## Begin

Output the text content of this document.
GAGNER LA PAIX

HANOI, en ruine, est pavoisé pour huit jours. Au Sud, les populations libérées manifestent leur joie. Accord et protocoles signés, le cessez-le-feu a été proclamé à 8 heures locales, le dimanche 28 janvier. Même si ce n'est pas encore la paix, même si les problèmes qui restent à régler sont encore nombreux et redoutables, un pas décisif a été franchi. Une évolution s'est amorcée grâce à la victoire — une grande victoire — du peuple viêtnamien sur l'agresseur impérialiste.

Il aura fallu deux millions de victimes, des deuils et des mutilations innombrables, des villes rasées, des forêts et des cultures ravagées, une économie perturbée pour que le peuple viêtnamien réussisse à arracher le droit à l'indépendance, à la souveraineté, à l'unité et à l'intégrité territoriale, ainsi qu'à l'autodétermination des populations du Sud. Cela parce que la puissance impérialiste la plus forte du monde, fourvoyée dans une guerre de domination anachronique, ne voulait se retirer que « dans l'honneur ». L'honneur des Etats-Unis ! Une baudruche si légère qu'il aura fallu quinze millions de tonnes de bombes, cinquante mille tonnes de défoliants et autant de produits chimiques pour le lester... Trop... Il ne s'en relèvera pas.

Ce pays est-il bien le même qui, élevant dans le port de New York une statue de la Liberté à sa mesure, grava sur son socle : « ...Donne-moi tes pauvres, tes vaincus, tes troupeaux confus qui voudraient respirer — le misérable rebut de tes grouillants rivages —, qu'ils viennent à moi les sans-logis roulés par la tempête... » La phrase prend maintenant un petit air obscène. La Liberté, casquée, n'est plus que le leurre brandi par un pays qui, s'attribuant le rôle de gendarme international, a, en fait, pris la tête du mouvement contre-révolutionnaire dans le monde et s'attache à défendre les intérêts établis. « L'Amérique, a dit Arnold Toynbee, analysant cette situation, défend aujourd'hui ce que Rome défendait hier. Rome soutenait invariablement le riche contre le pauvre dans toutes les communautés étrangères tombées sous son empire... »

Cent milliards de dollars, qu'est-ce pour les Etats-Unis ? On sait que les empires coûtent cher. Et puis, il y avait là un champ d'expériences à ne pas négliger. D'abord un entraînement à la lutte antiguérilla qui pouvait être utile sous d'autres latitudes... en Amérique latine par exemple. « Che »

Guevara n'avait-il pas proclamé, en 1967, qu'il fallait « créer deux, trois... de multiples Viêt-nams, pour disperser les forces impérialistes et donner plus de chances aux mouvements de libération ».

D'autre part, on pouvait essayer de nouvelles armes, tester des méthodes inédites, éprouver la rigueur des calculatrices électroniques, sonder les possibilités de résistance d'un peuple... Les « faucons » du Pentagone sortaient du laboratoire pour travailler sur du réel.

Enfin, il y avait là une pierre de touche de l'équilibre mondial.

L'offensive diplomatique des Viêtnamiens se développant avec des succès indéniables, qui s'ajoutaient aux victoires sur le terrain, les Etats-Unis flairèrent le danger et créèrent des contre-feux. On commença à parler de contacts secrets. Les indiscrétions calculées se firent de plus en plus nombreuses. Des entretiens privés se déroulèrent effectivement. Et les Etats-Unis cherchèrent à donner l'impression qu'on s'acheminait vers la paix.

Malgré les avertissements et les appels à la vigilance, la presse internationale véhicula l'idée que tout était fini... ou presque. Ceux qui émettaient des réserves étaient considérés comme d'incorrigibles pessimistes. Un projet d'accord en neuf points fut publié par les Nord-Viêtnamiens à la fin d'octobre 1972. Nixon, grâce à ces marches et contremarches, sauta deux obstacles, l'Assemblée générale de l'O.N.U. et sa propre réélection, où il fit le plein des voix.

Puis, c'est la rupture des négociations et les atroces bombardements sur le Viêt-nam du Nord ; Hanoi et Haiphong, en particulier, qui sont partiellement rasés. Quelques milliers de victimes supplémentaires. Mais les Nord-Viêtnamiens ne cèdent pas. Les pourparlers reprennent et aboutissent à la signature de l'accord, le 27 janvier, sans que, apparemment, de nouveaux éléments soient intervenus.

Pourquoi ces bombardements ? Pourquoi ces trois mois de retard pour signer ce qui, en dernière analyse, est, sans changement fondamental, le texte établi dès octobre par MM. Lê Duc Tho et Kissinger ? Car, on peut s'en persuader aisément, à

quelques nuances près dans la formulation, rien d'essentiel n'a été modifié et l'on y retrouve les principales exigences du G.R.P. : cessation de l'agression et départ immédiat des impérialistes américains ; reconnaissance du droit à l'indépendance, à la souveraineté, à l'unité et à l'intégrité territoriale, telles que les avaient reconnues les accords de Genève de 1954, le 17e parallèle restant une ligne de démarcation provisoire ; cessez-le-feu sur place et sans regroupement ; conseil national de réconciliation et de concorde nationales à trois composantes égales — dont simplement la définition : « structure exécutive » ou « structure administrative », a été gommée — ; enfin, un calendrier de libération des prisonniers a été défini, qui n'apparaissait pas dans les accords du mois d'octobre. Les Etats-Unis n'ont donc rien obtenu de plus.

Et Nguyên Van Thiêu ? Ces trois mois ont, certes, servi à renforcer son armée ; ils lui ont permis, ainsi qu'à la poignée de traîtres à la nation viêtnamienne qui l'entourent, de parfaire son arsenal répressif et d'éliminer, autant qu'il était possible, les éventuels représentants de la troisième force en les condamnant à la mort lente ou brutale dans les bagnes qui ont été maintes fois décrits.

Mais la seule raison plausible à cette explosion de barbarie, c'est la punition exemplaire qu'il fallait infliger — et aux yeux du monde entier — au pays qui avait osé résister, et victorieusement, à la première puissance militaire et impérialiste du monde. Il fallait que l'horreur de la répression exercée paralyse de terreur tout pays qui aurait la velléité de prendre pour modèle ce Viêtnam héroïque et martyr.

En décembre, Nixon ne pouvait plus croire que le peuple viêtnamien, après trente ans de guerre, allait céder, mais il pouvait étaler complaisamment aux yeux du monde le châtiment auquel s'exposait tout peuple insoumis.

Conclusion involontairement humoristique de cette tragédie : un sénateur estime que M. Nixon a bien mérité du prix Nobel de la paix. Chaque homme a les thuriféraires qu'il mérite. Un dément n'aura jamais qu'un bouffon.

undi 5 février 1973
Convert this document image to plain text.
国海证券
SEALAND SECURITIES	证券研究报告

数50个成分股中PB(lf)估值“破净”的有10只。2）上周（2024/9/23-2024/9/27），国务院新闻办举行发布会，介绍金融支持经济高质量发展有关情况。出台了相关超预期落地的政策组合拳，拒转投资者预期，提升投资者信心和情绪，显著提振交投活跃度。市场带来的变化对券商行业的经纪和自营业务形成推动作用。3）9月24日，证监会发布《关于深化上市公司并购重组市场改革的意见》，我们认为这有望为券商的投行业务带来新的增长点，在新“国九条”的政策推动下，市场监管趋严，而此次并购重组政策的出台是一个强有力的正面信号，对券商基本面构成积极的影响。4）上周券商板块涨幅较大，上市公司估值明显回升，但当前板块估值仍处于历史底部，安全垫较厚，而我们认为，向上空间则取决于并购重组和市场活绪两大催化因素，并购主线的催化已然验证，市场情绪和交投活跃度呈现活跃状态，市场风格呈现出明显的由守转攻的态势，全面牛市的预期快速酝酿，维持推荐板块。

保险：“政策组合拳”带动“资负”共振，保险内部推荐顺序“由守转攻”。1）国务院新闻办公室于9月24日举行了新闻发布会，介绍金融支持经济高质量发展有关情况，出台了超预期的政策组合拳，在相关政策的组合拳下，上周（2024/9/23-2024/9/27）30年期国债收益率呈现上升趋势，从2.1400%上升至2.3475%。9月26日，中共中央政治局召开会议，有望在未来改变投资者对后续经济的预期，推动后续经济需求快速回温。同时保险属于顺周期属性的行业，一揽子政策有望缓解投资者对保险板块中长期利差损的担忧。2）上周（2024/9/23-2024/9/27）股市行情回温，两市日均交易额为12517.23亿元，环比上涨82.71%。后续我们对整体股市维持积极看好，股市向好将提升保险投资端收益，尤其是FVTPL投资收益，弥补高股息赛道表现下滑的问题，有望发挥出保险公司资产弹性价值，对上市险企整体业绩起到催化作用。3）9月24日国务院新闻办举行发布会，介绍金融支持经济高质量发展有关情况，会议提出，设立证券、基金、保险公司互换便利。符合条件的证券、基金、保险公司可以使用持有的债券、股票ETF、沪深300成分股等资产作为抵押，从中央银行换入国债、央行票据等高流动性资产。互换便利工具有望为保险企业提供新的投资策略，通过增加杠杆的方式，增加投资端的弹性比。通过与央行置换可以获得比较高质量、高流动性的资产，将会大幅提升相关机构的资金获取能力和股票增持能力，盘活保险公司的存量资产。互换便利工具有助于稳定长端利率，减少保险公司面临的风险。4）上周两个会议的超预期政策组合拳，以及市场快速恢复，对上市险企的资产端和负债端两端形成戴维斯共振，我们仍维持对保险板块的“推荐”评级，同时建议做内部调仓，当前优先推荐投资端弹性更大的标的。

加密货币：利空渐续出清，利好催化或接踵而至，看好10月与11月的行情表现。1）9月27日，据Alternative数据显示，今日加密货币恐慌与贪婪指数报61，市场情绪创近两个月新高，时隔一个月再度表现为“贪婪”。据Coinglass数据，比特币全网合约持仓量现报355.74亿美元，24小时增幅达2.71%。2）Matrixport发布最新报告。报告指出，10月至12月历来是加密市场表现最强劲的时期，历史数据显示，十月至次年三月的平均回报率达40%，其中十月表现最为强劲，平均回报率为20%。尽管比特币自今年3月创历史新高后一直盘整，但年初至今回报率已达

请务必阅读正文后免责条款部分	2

## End

**WHAT TO WORK ON:** Repeat exactly, and only, the lines from the line with "Convert this document image to plain text." through the end of the listing above, both ends included.

**REPLY:**
Convert this document image to plain text.
国海证券
SEALAND SECURITIES	证券研究报告

数50个成分股中PB(lf)估值“破净”的有10只。2）上周（2024/9/23-2024/9/27），国务院新闻办举行发布会，介绍金融支持经济高质量发展有关情况。出台了相关超预期落地的政策组合拳，拒转投资者预期，提升投资者信心和情绪，显著提振交投活跃度。市场带来的变化对券商行业的经纪和自营业务形成推动作用。3）9月24日，证监会发布《关于深化上市公司并购重组市场改革的意见》，我们认为这有望为券商的投行业务带来新的增长点，在新“国九条”的政策推动下，市场监管趋严，而此次并购重组政策的出台是一个强有力的正面信号，对券商基本面构成积极的影响。4）上周券商板块涨幅较大，上市公司估值明显回升，但当前板块估值仍处于历史底部，安全垫较厚，而我们认为，向上空间则取决于并购重组和市场活绪两大催化因素，并购主线的催化已然验证，市场情绪和交投活跃度呈现活跃状态，市场风格呈现出明显的由守转攻的态势，全面牛市的预期快速酝酿，维持推荐板块。

保险：“政策组合拳”带动“资负”共振，保险内部推荐顺序“由守转攻”。1）国务院新闻办公室于9月24日举行了新闻发布会，介绍金融支持经济高质量发展有关情况，出台了超预期的政策组合拳，在相关政策的组合拳下，上周（2024/9/23-2024/9/27）30年期国债收益率呈现上升趋势，从2.1400%上升至2.3475%。9月26日，中共中央政治局召开会议，有望在未来改变投资者对后续经济的预期，推动后续经济需求快速回温。同时保险属于顺周期属性的行业，一揽子政策有望缓解投资者对保险板块中长期利差损的担忧。2）上周（2024/9/23-2024/9/27）股市行情回温，两市日均交易额为12517.23亿元，环比上涨82.71%。后续我们对整体股市维持积极看好，股市向好将提升保险投资端收益，尤其是FVTPL投资收益，弥补高股息赛道表现下滑的问题，有望发挥出保险公司资产弹性价值，对上市险企整体业绩起到催化作用。3）9月24日国务院新闻办举行发布会，介绍金融支持经济高质量发展有关情况，会议提出，设立证券、基金、保险公司互换便利。符合条件的证券、基金、保险公司可以使用持有的债券、股票ETF、沪深300成分股等资产作为抵押，从中央银行换入国债、央行票据等高流动性资产。互换便利工具有望为保险企业提供新的投资策略，通过增加杠杆的方式，增加投资端的弹性比。通过与央行置换可以获得比较高质量、高流动性的资产，将会大幅提升相关机构的资金获取能力和股票增持能力，盘活保险公司的存量资产。互换便利工具有助于稳定长端利率，减少保险公司面临的风险。4）上周两个会议的超预期政策组合拳，以及市场快速恢复，对上市险企的资产端和负债端两端形成戴维斯共振，我们仍维持对保险板块的“推荐”评级，同时建议做内部调仓，当前优先推荐投资端弹性更大的标的。

加密货币：利空渐续出清，利好催化或接踵而至，看好10月与11月的行情表现。1）9月27日，据Alternative数据显示，今日加密货币恐慌与贪婪指数报61，市场情绪创近两个月新高，时隔一个月再度表现为“贪婪”。据Coinglass数据，比特币全网合约持仓量现报355.74亿美元，24小时增幅达2.71%。2）Matrixport发布最新报告。报告指出，10月至12月历来是加密市场表现最强劲的时期，历史数据显示，十月至次年三月的平均回报率达40%，其中十月表现最为强劲，平均回报率为20%。尽管比特币自今年3月创历史新高后一直盘整，但年初至今回报率已达

请务必阅读正文后免责条款部分	2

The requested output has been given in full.